Reproduce each line of the material exactly, minus any picture.

▬▬▬▬▬▬▬▬▬▬

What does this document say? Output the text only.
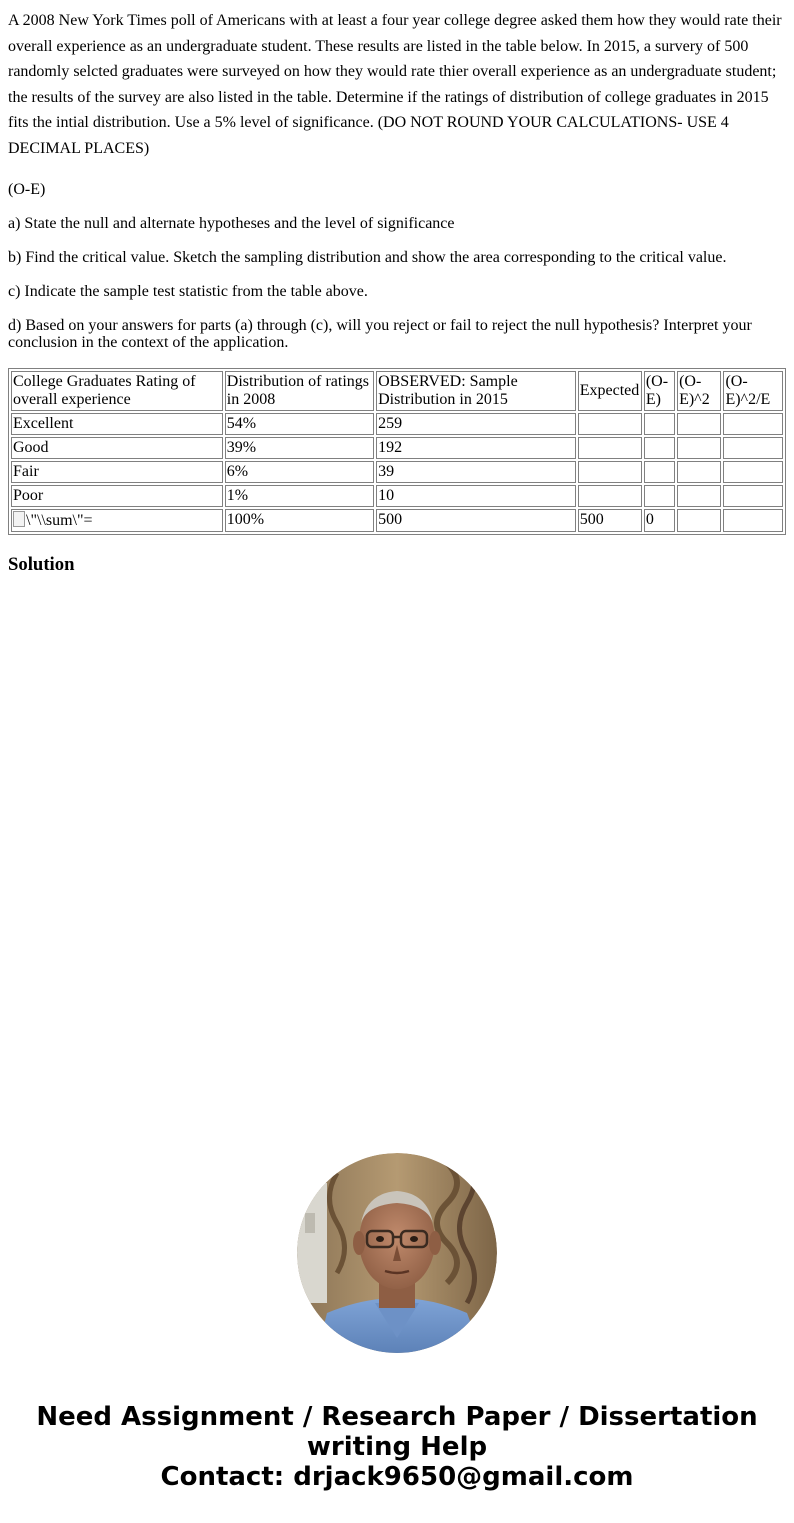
A 2008 New York Times poll of Americans with at least a four year college degree asked them how they would rate their overall experience as an undergraduate student. These results are listed in the table below. In 2015, a survery of 500 randomly selcted graduates were surveyed on how they would rate thier overall experience as an undergraduate student; the results of the survey are also listed in the table. Determine if the ratings of distribution of college graduates in 2015 fits the intial distribution. Use a 5% level of significance. (DO NOT ROUND YOUR CALCULATIONS- USE 4 DECIMAL PLACES)

(O-E)

a) State the null and alternate hypotheses and the level of significance

b) Find the critical value. Sketch the sampling distribution and show the area corresponding to the critical value.

c) Indicate the sample test statistic from the table above.

d) Based on your answers for parts (a) through (c), will you reject or fail to reject the null hypothesis? Interpret your conclusion in the context of the application.

College Graduates Rating of overall experience	Distribution of ratings in 2008	OBSERVED: Sample Distribution in 2015	Expected	(O-E)	(O-E)^2	(O-E)^2/E
Excellent	54%	259				
Good	39%	192				
Fair	6%	39				
Poor	1%	10				
\"\\sum\"=	100%	500	500	0		
Solution
Need Assignment / Research Paper / Dissertation writing Help
Contact: drjack9650@gmail.com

▬▬▬▬▬▬▬▬▬▬

#### WRITTEN REPLY
What does this document say? Output the text only.
A 2008 New York Times poll of Americans with at least a four year college degree asked them how they would rate their overall experience as an undergraduate student. These results are listed in the table below. In 2015, a survery of 500 randomly selcted graduates were surveyed on how they would rate thier overall experience as an undergraduate student; the results of the survey are also listed in the table. Determine if the ratings of distribution of college graduates in 2015 fits the intial distribution. Use a 5% level of significance. (DO NOT ROUND YOUR CALCULATIONS- USE 4 DECIMAL PLACES)

(O-E)

a) State the null and alternate hypotheses and the level of significance

b) Find the critical value. Sketch the sampling distribution and show the area corresponding to the critical value.

c) Indicate the sample test statistic from the table above.

d) Based on your answers for parts (a) through (c), will you reject or fail to reject the null hypothesis? Interpret your conclusion in the context of the application.

College Graduates Rating of overall experience	Distribution of ratings in 2008	OBSERVED: Sample Distribution in 2015	Expected	(O-E)	(O-E)^2	(O-E)^2/E
Excellent	54%	259				
Good	39%	192				
Fair	6%	39				
Poor	1%	10				
\"\\sum\"=	100%	500	500	0		
Solution
Need Assignment / Research Paper / Dissertation writing Help
Contact: drjack9650@gmail.com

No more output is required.